Prompt. Collect from the data below each line with "Heliocentric".

Input.
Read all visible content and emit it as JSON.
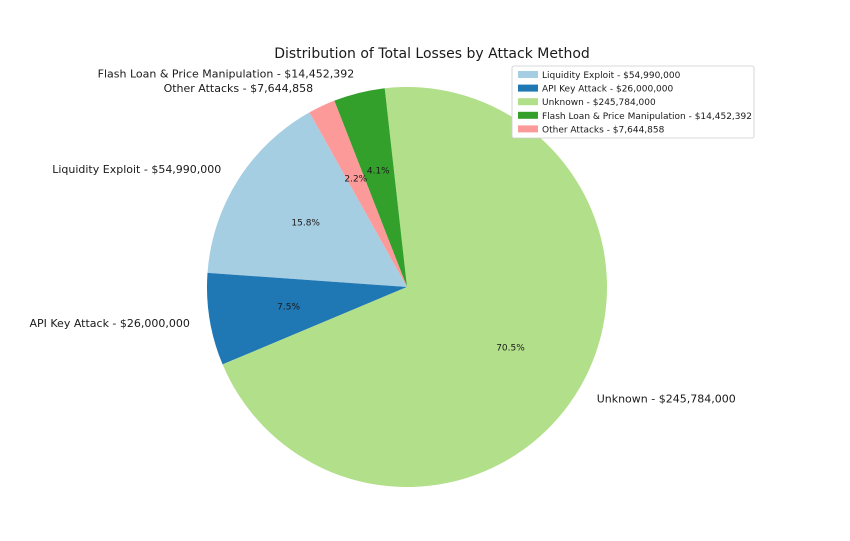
{
  "chart_data": {
    "type": "pie",
    "title": "Distribution of Total Losses by Attack Method",
    "legend_position": "top-right",
    "slices": [
      {
        "label": "Liquidity Exploit - $54,990,000",
        "value": 54990000,
        "pct": "15.8%",
        "color": "#a6cee3"
      },
      {
        "label": "API Key Attack - $26,000,000",
        "value": 26000000,
        "pct": "7.5%",
        "color": "#1f78b4"
      },
      {
        "label": "Unknown - $245,784,000",
        "value": 245784000,
        "pct": "70.5%",
        "color": "#b2df8a"
      },
      {
        "label": "Flash Loan & Price Manipulation - $14,452,392",
        "value": 14452392,
        "pct": "4.1%",
        "color": "#33a02c"
      },
      {
        "label": "Other Attacks - $7,644,858",
        "value": 7644858,
        "pct": "2.2%",
        "color": "#fb9a99"
      }
    ]
  }
}
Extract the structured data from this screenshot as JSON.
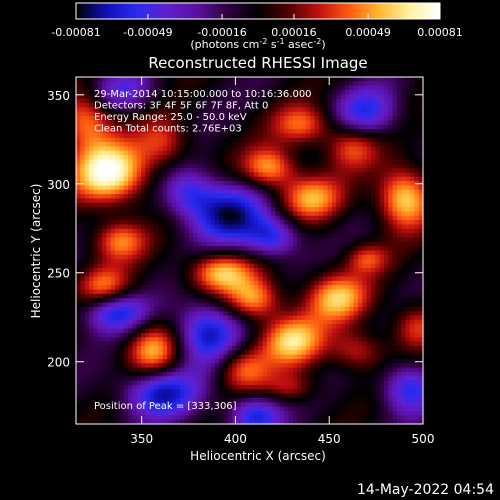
{
  "chart_data": {
    "type": "heatmap",
    "title": "Reconstructed RHESSI Image",
    "xlabel": "Heliocentric X (arcsec)",
    "ylabel": "Heliocentric Y (arcsec)",
    "xlim": [
      315,
      500
    ],
    "ylim": [
      165,
      360
    ],
    "xticks": [
      350,
      400,
      450,
      500
    ],
    "yticks": [
      200,
      250,
      300,
      350
    ],
    "colorbar": {
      "ticks": [
        -0.00081,
        -0.00049,
        -0.00016,
        0.00016,
        0.00049,
        0.00081
      ],
      "tick_labels": [
        "-0.00081",
        "-0.00049",
        "-0.00016",
        "0.00016",
        "0.00049",
        "0.00081"
      ],
      "label_prefix": "(photons cm",
      "label_sup1": "-2",
      "label_mid": " s",
      "label_sup2": "-1",
      "label_mid2": " asec",
      "label_sup3": "-2",
      "label_suffix": ")",
      "range": [
        -0.00081,
        0.00081
      ]
    },
    "annotations": [
      "29-Mar-2014 10:15:00.000 to 10:16:36.000",
      "Detectors: 3F 4F 5F 6F 7F 8F, Att 0",
      "Energy Range: 25.0 - 50.0 keV",
      "Clean   Total counts: 2.76E+03"
    ],
    "peak": {
      "text": "Position of Peak = [333,306]",
      "x": 333,
      "y": 306
    },
    "features": [
      {
        "x": 333,
        "y": 306,
        "sx": 14,
        "sy": 12,
        "amp": 1.0
      },
      {
        "x": 320,
        "y": 336,
        "sx": 10,
        "sy": 12,
        "amp": 0.65
      },
      {
        "x": 362,
        "y": 323,
        "sx": 10,
        "sy": 10,
        "amp": 0.45
      },
      {
        "x": 338,
        "y": 268,
        "sx": 10,
        "sy": 8,
        "amp": 0.6
      },
      {
        "x": 330,
        "y": 242,
        "sx": 10,
        "sy": 8,
        "amp": 0.55
      },
      {
        "x": 356,
        "y": 206,
        "sx": 10,
        "sy": 11,
        "amp": 0.68
      },
      {
        "x": 392,
        "y": 250,
        "sx": 12,
        "sy": 8,
        "amp": 0.75
      },
      {
        "x": 410,
        "y": 235,
        "sx": 10,
        "sy": 8,
        "amp": 0.65
      },
      {
        "x": 418,
        "y": 309,
        "sx": 10,
        "sy": 8,
        "amp": 0.7
      },
      {
        "x": 440,
        "y": 292,
        "sx": 12,
        "sy": 9,
        "amp": 0.65
      },
      {
        "x": 470,
        "y": 258,
        "sx": 8,
        "sy": 6,
        "amp": 0.45
      },
      {
        "x": 490,
        "y": 292,
        "sx": 10,
        "sy": 12,
        "amp": 0.85
      },
      {
        "x": 436,
        "y": 333,
        "sx": 11,
        "sy": 8,
        "amp": 0.55
      },
      {
        "x": 462,
        "y": 321,
        "sx": 10,
        "sy": 9,
        "amp": 0.5
      },
      {
        "x": 454,
        "y": 236,
        "sx": 12,
        "sy": 10,
        "amp": 0.72
      },
      {
        "x": 430,
        "y": 212,
        "sx": 12,
        "sy": 10,
        "amp": 0.78
      },
      {
        "x": 404,
        "y": 196,
        "sx": 10,
        "sy": 9,
        "amp": 0.55
      },
      {
        "x": 465,
        "y": 206,
        "sx": 10,
        "sy": 8,
        "amp": 0.45
      },
      {
        "x": 496,
        "y": 220,
        "sx": 9,
        "sy": 9,
        "amp": 0.45
      },
      {
        "x": 430,
        "y": 185,
        "sx": 10,
        "sy": 6,
        "amp": 0.35
      },
      {
        "x": 396,
        "y": 283,
        "sx": 14,
        "sy": 12,
        "amp": -0.8
      },
      {
        "x": 420,
        "y": 270,
        "sx": 10,
        "sy": 8,
        "amp": -0.65
      },
      {
        "x": 385,
        "y": 216,
        "sx": 12,
        "sy": 12,
        "amp": -0.8
      },
      {
        "x": 360,
        "y": 183,
        "sx": 14,
        "sy": 10,
        "amp": -0.8
      },
      {
        "x": 410,
        "y": 170,
        "sx": 10,
        "sy": 8,
        "amp": -0.7
      },
      {
        "x": 336,
        "y": 228,
        "sx": 12,
        "sy": 8,
        "amp": -0.7
      },
      {
        "x": 470,
        "y": 340,
        "sx": 12,
        "sy": 10,
        "amp": -0.6
      },
      {
        "x": 340,
        "y": 352,
        "sx": 12,
        "sy": 8,
        "amp": -0.45
      },
      {
        "x": 492,
        "y": 185,
        "sx": 10,
        "sy": 10,
        "amp": -0.65
      },
      {
        "x": 375,
        "y": 295,
        "sx": 10,
        "sy": 10,
        "amp": -0.55
      }
    ]
  },
  "footer": {
    "timestamp": "14-May-2022 04:54"
  },
  "colors": {
    "background": "#000000",
    "text": "#ffffff",
    "colormap": [
      "#000000",
      "#1010b8",
      "#2a2af0",
      "#6020d0",
      "#5a10a0",
      "#300040",
      "#000000",
      "#500000",
      "#c01010",
      "#ff5a10",
      "#ffb830",
      "#fff2a0",
      "#ffffff"
    ]
  }
}
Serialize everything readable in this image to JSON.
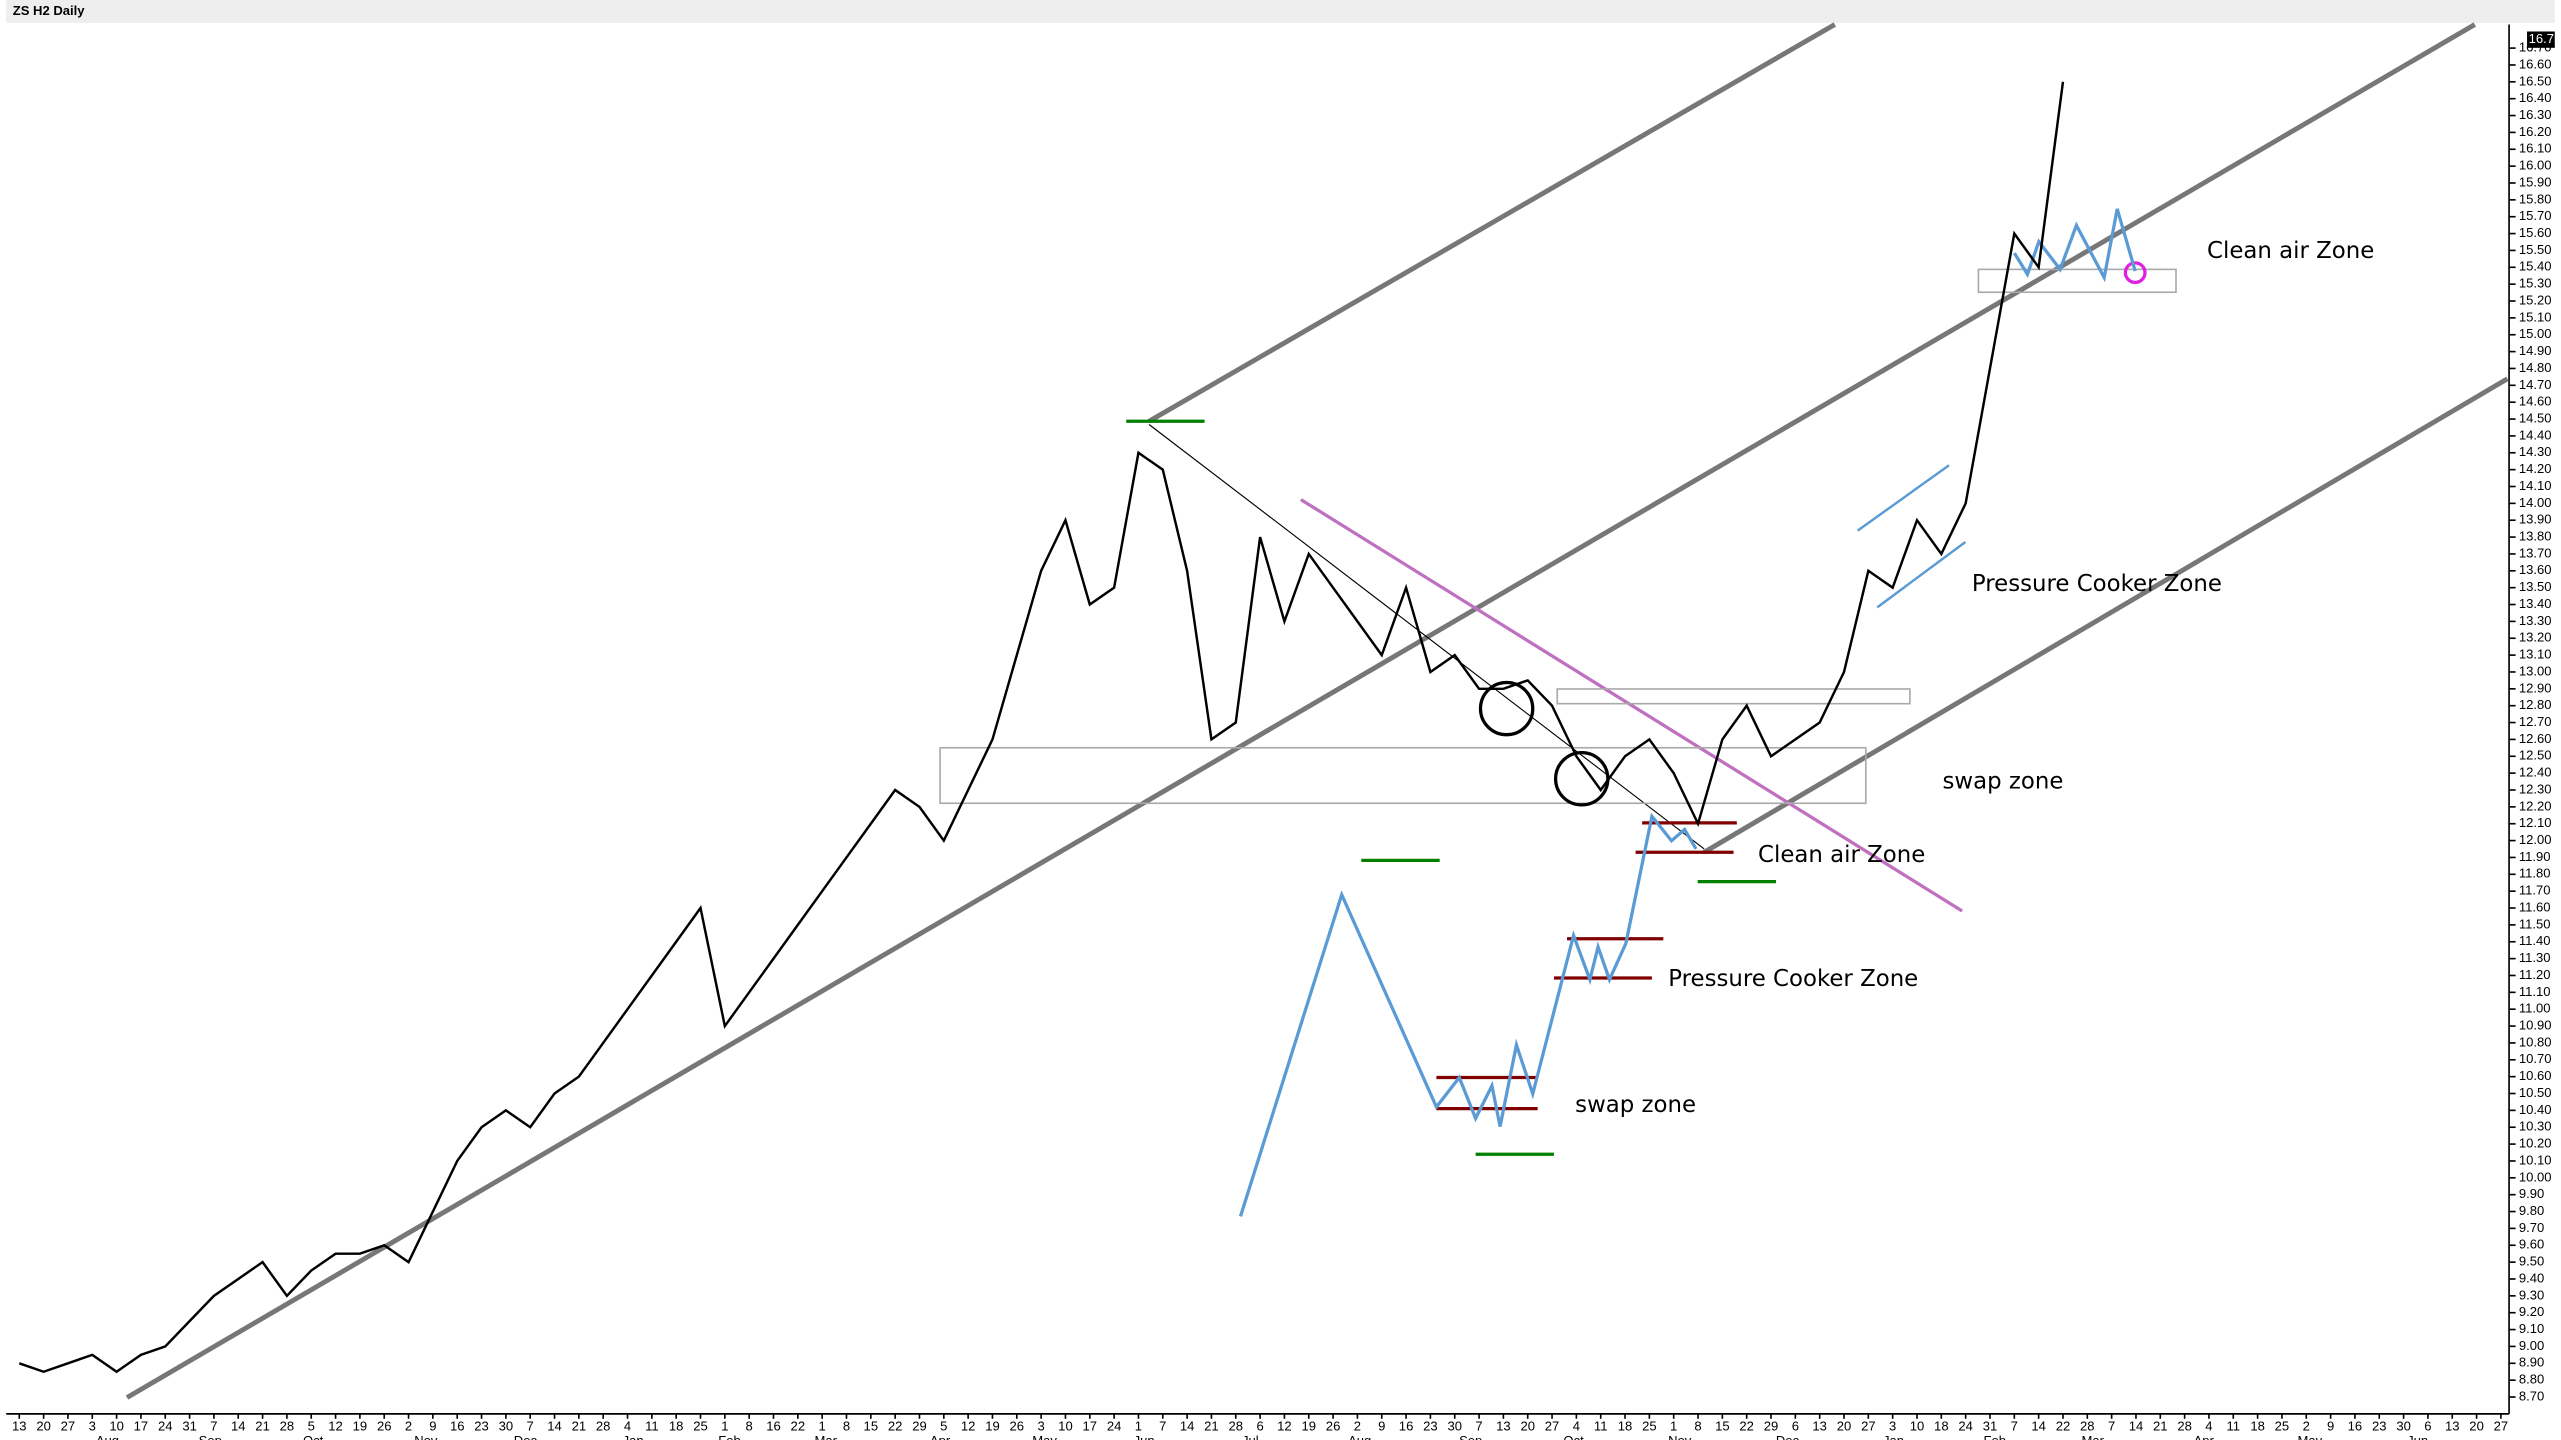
{
  "chart_data": {
    "type": "line",
    "title": "ZS H2 Daily",
    "categories": [
      "13",
      "20",
      "27",
      "3",
      "10",
      "17",
      "24",
      "31",
      "7",
      "14",
      "21",
      "28",
      "5",
      "12",
      "19",
      "26",
      "2",
      "9",
      "16",
      "23",
      "30",
      "7",
      "14",
      "21",
      "28",
      "4",
      "11",
      "18",
      "25",
      "1",
      "8",
      "16",
      "22",
      "1",
      "8",
      "15",
      "22",
      "29",
      "5",
      "12",
      "19",
      "26",
      "3",
      "10",
      "17",
      "24",
      "1",
      "7",
      "14",
      "21",
      "28",
      "6",
      "12",
      "19",
      "26",
      "2",
      "9",
      "16",
      "23",
      "30",
      "7",
      "13",
      "20",
      "27",
      "4",
      "11",
      "18",
      "25",
      "1",
      "8",
      "15",
      "22",
      "29",
      "6",
      "13",
      "20",
      "27",
      "3",
      "10",
      "18",
      "24",
      "31",
      "7",
      "14",
      "22",
      "28",
      "7",
      "14",
      "21",
      "28",
      "4",
      "11",
      "18",
      "25",
      "2",
      "9",
      "16",
      "23",
      "30",
      "6",
      "13",
      "20",
      "27"
    ],
    "months": [
      "Aug",
      "Sep",
      "Oct",
      "Nov",
      "Dec",
      "Jan",
      "Feb",
      "Mar",
      "Apr",
      "May",
      "Jun",
      "Jul",
      "Aug",
      "Sep",
      "Oct",
      "Nov",
      "Dec",
      "Jan",
      "Feb",
      "Mar",
      "Apr",
      "May",
      "Jun"
    ],
    "series": [
      {
        "name": "ZS H2",
        "color": "#000000",
        "values": [
          8.9,
          8.85,
          8.9,
          8.95,
          8.85,
          8.95,
          9.0,
          9.15,
          9.3,
          9.4,
          9.5,
          9.3,
          9.45,
          9.55,
          9.55,
          9.6,
          9.5,
          9.8,
          10.1,
          10.3,
          10.4,
          10.3,
          10.5,
          10.6,
          10.8,
          11.0,
          11.2,
          11.4,
          11.6,
          10.9,
          11.1,
          11.3,
          11.5,
          11.7,
          11.9,
          12.1,
          12.3,
          12.2,
          12.0,
          12.3,
          12.6,
          13.1,
          13.6,
          13.9,
          13.4,
          13.5,
          14.3,
          14.2,
          13.6,
          12.6,
          12.7,
          13.8,
          13.3,
          13.7,
          13.5,
          13.3,
          13.1,
          13.5,
          13.0,
          13.1,
          12.9,
          12.9,
          12.95,
          12.8,
          12.5,
          12.3,
          12.5,
          12.6,
          12.4,
          12.1,
          12.6,
          12.8,
          12.5,
          12.6,
          12.7,
          13.0,
          13.6,
          13.5,
          13.9,
          13.7,
          14.0,
          14.8,
          15.6,
          15.4,
          16.5,
          null,
          null,
          null,
          null,
          null,
          null,
          null,
          null,
          null,
          null,
          null,
          null,
          null,
          null,
          null,
          null,
          null,
          null
        ]
      }
    ],
    "ylim": [
      8.6,
      16.84
    ],
    "yticks": [
      {
        "value": 8.7,
        "label": "8.70"
      },
      {
        "value": 8.8,
        "label": "8.80"
      },
      {
        "value": 8.9,
        "label": "8.90"
      },
      {
        "value": 9.0,
        "label": "9.00"
      },
      {
        "value": 9.1,
        "label": "9.10"
      },
      {
        "value": 9.2,
        "label": "9.20"
      },
      {
        "value": 9.3,
        "label": "9.30"
      },
      {
        "value": 9.4,
        "label": "9.40"
      },
      {
        "value": 9.5,
        "label": "9.50"
      },
      {
        "value": 9.6,
        "label": "9.60"
      },
      {
        "value": 9.7,
        "label": "9.70"
      },
      {
        "value": 9.8,
        "label": "9.80"
      },
      {
        "value": 9.9,
        "label": "9.90"
      },
      {
        "value": 10.0,
        "label": "10.00"
      },
      {
        "value": 10.1,
        "label": "10.10"
      },
      {
        "value": 10.2,
        "label": "10.20"
      },
      {
        "value": 10.3,
        "label": "10.30"
      },
      {
        "value": 10.4,
        "label": "10.40"
      },
      {
        "value": 10.5,
        "label": "10.50"
      },
      {
        "value": 10.6,
        "label": "10.60"
      },
      {
        "value": 10.7,
        "label": "10.70"
      },
      {
        "value": 10.8,
        "label": "10.80"
      },
      {
        "value": 10.9,
        "label": "10.90"
      },
      {
        "value": 11.0,
        "label": "11.00"
      },
      {
        "value": 11.1,
        "label": "11.10"
      },
      {
        "value": 11.2,
        "label": "11.20"
      },
      {
        "value": 11.3,
        "label": "11.30"
      },
      {
        "value": 11.4,
        "label": "11.40"
      },
      {
        "value": 11.5,
        "label": "11.50"
      },
      {
        "value": 11.6,
        "label": "11.60"
      },
      {
        "value": 11.7,
        "label": "11.70"
      },
      {
        "value": 11.8,
        "label": "11.80"
      },
      {
        "value": 11.9,
        "label": "11.90"
      },
      {
        "value": 12.0,
        "label": "12.00"
      },
      {
        "value": 12.1,
        "label": "12.10"
      },
      {
        "value": 12.2,
        "label": "12.20"
      },
      {
        "value": 12.3,
        "label": "12.30"
      },
      {
        "value": 12.4,
        "label": "12.40"
      },
      {
        "value": 12.5,
        "label": "12.50"
      },
      {
        "value": 12.6,
        "label": "12.60"
      },
      {
        "value": 12.7,
        "label": "12.70"
      },
      {
        "value": 12.8,
        "label": "12.80"
      },
      {
        "value": 12.9,
        "label": "12.90"
      },
      {
        "value": 13.0,
        "label": "13.00"
      },
      {
        "value": 13.1,
        "label": "13.10"
      },
      {
        "value": 13.2,
        "label": "13.20"
      },
      {
        "value": 13.3,
        "label": "13.30"
      },
      {
        "value": 13.4,
        "label": "13.40"
      },
      {
        "value": 13.5,
        "label": "13.50"
      },
      {
        "value": 13.6,
        "label": "13.60"
      },
      {
        "value": 13.7,
        "label": "13.70"
      },
      {
        "value": 13.8,
        "label": "13.80"
      },
      {
        "value": 13.9,
        "label": "13.90"
      },
      {
        "value": 14.0,
        "label": "14.00"
      },
      {
        "value": 14.1,
        "label": "14.10"
      },
      {
        "value": 14.2,
        "label": "14.20"
      },
      {
        "value": 14.3,
        "label": "14.30"
      },
      {
        "value": 14.4,
        "label": "14.40"
      },
      {
        "value": 14.5,
        "label": "14.50"
      },
      {
        "value": 14.6,
        "label": "14.60"
      },
      {
        "value": 14.7,
        "label": "14.70"
      },
      {
        "value": 14.8,
        "label": "14.80"
      },
      {
        "value": 14.9,
        "label": "14.90"
      },
      {
        "value": 15.0,
        "label": "15.00"
      },
      {
        "value": 15.1,
        "label": "15.10"
      },
      {
        "value": 15.2,
        "label": "15.20"
      },
      {
        "value": 15.3,
        "label": "15.30"
      },
      {
        "value": 15.4,
        "label": "15.40"
      },
      {
        "value": 15.5,
        "label": "15.50"
      },
      {
        "value": 15.6,
        "label": "15.60"
      },
      {
        "value": 15.7,
        "label": "15.70"
      },
      {
        "value": 15.8,
        "label": "15.80"
      },
      {
        "value": 15.9,
        "label": "15.90"
      },
      {
        "value": 16.0,
        "label": "16.00"
      },
      {
        "value": 16.1,
        "label": "16.10"
      },
      {
        "value": 16.2,
        "label": "16.20"
      },
      {
        "value": 16.3,
        "label": "16.30"
      },
      {
        "value": 16.4,
        "label": "16.40"
      },
      {
        "value": 16.5,
        "label": "16.50"
      },
      {
        "value": 16.6,
        "label": "16.60"
      },
      {
        "value": 16.7,
        "label": "16.70"
      }
    ],
    "last_price": {
      "value": 16.75,
      "label": "16.75"
    },
    "annotations": [
      "Clean air Zone",
      "Pressure Cooker Zone",
      "swap zone",
      "Clean air Zone",
      "Pressure Cooker Zone",
      "swap zone"
    ]
  }
}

Task response.
    "xlabel": "Heliocentric X (arcsec)",
    "ylabel": "Heliocentric Y (arcsec)",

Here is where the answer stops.